[Entries from a visual dataset]
■ ■ ■

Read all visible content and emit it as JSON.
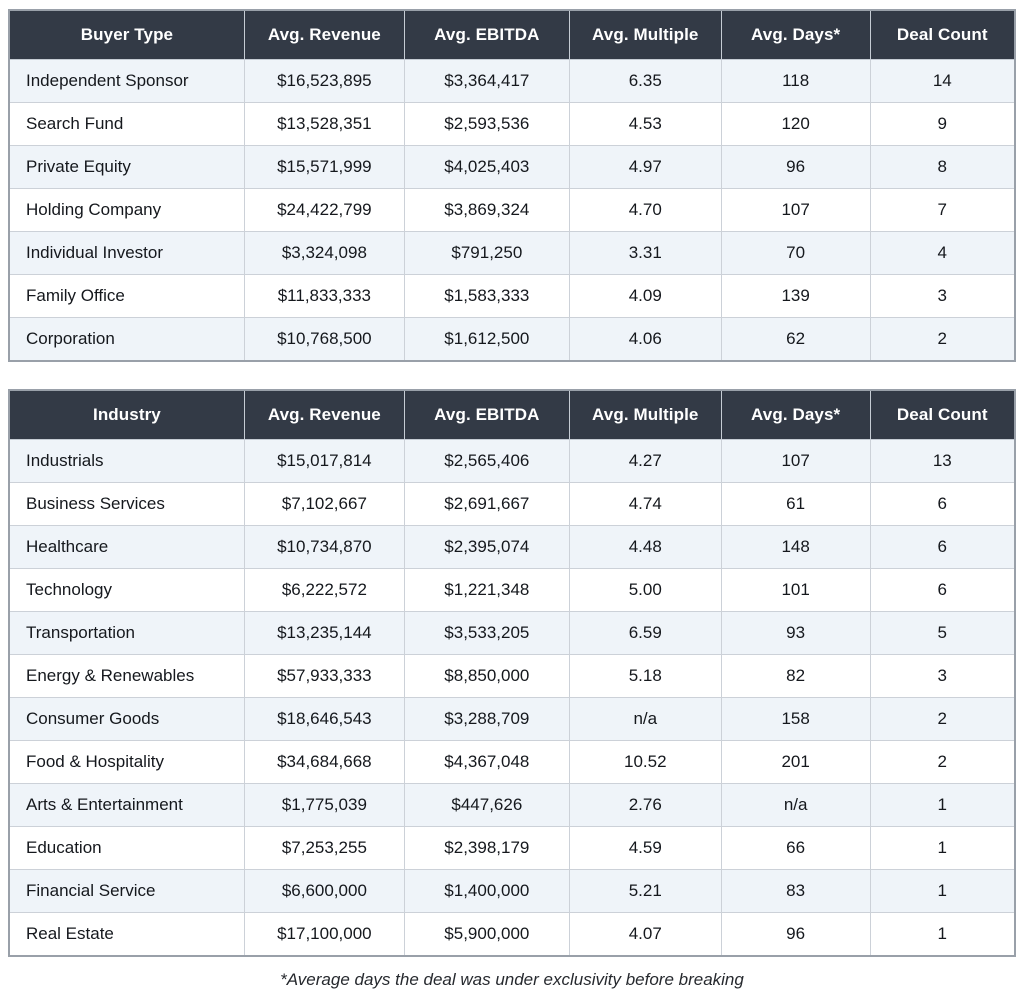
{
  "tables": [
    {
      "name": "buyer-type",
      "columns": [
        "Buyer Type",
        "Avg. Revenue",
        "Avg. EBITDA",
        "Avg. Multiple",
        "Avg. Days*",
        "Deal Count"
      ],
      "rows": [
        [
          "Independent Sponsor",
          "$16,523,895",
          "$3,364,417",
          "6.35",
          "118",
          "14"
        ],
        [
          "Search Fund",
          "$13,528,351",
          "$2,593,536",
          "4.53",
          "120",
          "9"
        ],
        [
          "Private Equity",
          "$15,571,999",
          "$4,025,403",
          "4.97",
          "96",
          "8"
        ],
        [
          "Holding Company",
          "$24,422,799",
          "$3,869,324",
          "4.70",
          "107",
          "7"
        ],
        [
          "Individual Investor",
          "$3,324,098",
          "$791,250",
          "3.31",
          "70",
          "4"
        ],
        [
          "Family Office",
          "$11,833,333",
          "$1,583,333",
          "4.09",
          "139",
          "3"
        ],
        [
          "Corporation",
          "$10,768,500",
          "$1,612,500",
          "4.06",
          "62",
          "2"
        ]
      ]
    },
    {
      "name": "industry",
      "columns": [
        "Industry",
        "Avg. Revenue",
        "Avg. EBITDA",
        "Avg. Multiple",
        "Avg. Days*",
        "Deal Count"
      ],
      "rows": [
        [
          "Industrials",
          "$15,017,814",
          "$2,565,406",
          "4.27",
          "107",
          "13"
        ],
        [
          "Business Services",
          "$7,102,667",
          "$2,691,667",
          "4.74",
          "61",
          "6"
        ],
        [
          "Healthcare",
          "$10,734,870",
          "$2,395,074",
          "4.48",
          "148",
          "6"
        ],
        [
          "Technology",
          "$6,222,572",
          "$1,221,348",
          "5.00",
          "101",
          "6"
        ],
        [
          "Transportation",
          "$13,235,144",
          "$3,533,205",
          "6.59",
          "93",
          "5"
        ],
        [
          "Energy & Renewables",
          "$57,933,333",
          "$8,850,000",
          "5.18",
          "82",
          "3"
        ],
        [
          "Consumer Goods",
          "$18,646,543",
          "$3,288,709",
          "n/a",
          "158",
          "2"
        ],
        [
          "Food & Hospitality",
          "$34,684,668",
          "$4,367,048",
          "10.52",
          "201",
          "2"
        ],
        [
          "Arts & Entertainment",
          "$1,775,039",
          "$447,626",
          "2.76",
          "n/a",
          "1"
        ],
        [
          "Education",
          "$7,253,255",
          "$2,398,179",
          "4.59",
          "66",
          "1"
        ],
        [
          "Financial Service",
          "$6,600,000",
          "$1,400,000",
          "5.21",
          "83",
          "1"
        ],
        [
          "Real Estate",
          "$17,100,000",
          "$5,900,000",
          "4.07",
          "96",
          "1"
        ]
      ]
    }
  ],
  "footnote": "*Average days the deal was under exclusivity before breaking",
  "colors": {
    "header_bg": "#333a46",
    "header_text": "#ffffff",
    "row_alt_bg": "#eff4f9",
    "row_bg": "#ffffff",
    "inner_border": "#ccd1d8",
    "outer_border": "#99a0a9",
    "cell_text": "#15181d"
  }
}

■ ■ ■

* **WHAT TO DO**:
Do not include images; quote all of the entries above exactly.

* **WRITTEN RESPONSE**:
Read all visible content and emit it as JSON.
{
  "tables": [
    {
      "name": "buyer-type",
      "columns": [
        "Buyer Type",
        "Avg. Revenue",
        "Avg. EBITDA",
        "Avg. Multiple",
        "Avg. Days*",
        "Deal Count"
      ],
      "rows": [
        [
          "Independent Sponsor",
          "$16,523,895",
          "$3,364,417",
          "6.35",
          "118",
          "14"
        ],
        [
          "Search Fund",
          "$13,528,351",
          "$2,593,536",
          "4.53",
          "120",
          "9"
        ],
        [
          "Private Equity",
          "$15,571,999",
          "$4,025,403",
          "4.97",
          "96",
          "8"
        ],
        [
          "Holding Company",
          "$24,422,799",
          "$3,869,324",
          "4.70",
          "107",
          "7"
        ],
        [
          "Individual Investor",
          "$3,324,098",
          "$791,250",
          "3.31",
          "70",
          "4"
        ],
        [
          "Family Office",
          "$11,833,333",
          "$1,583,333",
          "4.09",
          "139",
          "3"
        ],
        [
          "Corporation",
          "$10,768,500",
          "$1,612,500",
          "4.06",
          "62",
          "2"
        ]
      ]
    },
    {
      "name": "industry",
      "columns": [
        "Industry",
        "Avg. Revenue",
        "Avg. EBITDA",
        "Avg. Multiple",
        "Avg. Days*",
        "Deal Count"
      ],
      "rows": [
        [
          "Industrials",
          "$15,017,814",
          "$2,565,406",
          "4.27",
          "107",
          "13"
        ],
        [
          "Business Services",
          "$7,102,667",
          "$2,691,667",
          "4.74",
          "61",
          "6"
        ],
        [
          "Healthcare",
          "$10,734,870",
          "$2,395,074",
          "4.48",
          "148",
          "6"
        ],
        [
          "Technology",
          "$6,222,572",
          "$1,221,348",
          "5.00",
          "101",
          "6"
        ],
        [
          "Transportation",
          "$13,235,144",
          "$3,533,205",
          "6.59",
          "93",
          "5"
        ],
        [
          "Energy & Renewables",
          "$57,933,333",
          "$8,850,000",
          "5.18",
          "82",
          "3"
        ],
        [
          "Consumer Goods",
          "$18,646,543",
          "$3,288,709",
          "n/a",
          "158",
          "2"
        ],
        [
          "Food & Hospitality",
          "$34,684,668",
          "$4,367,048",
          "10.52",
          "201",
          "2"
        ],
        [
          "Arts & Entertainment",
          "$1,775,039",
          "$447,626",
          "2.76",
          "n/a",
          "1"
        ],
        [
          "Education",
          "$7,253,255",
          "$2,398,179",
          "4.59",
          "66",
          "1"
        ],
        [
          "Financial Service",
          "$6,600,000",
          "$1,400,000",
          "5.21",
          "83",
          "1"
        ],
        [
          "Real Estate",
          "$17,100,000",
          "$5,900,000",
          "4.07",
          "96",
          "1"
        ]
      ]
    }
  ],
  "footnote": "*Average days the deal was under exclusivity before breaking",
  "colors": {
    "header_bg": "#333a46",
    "header_text": "#ffffff",
    "row_alt_bg": "#eff4f9",
    "row_bg": "#ffffff",
    "inner_border": "#ccd1d8",
    "outer_border": "#99a0a9",
    "cell_text": "#15181d"
  }
}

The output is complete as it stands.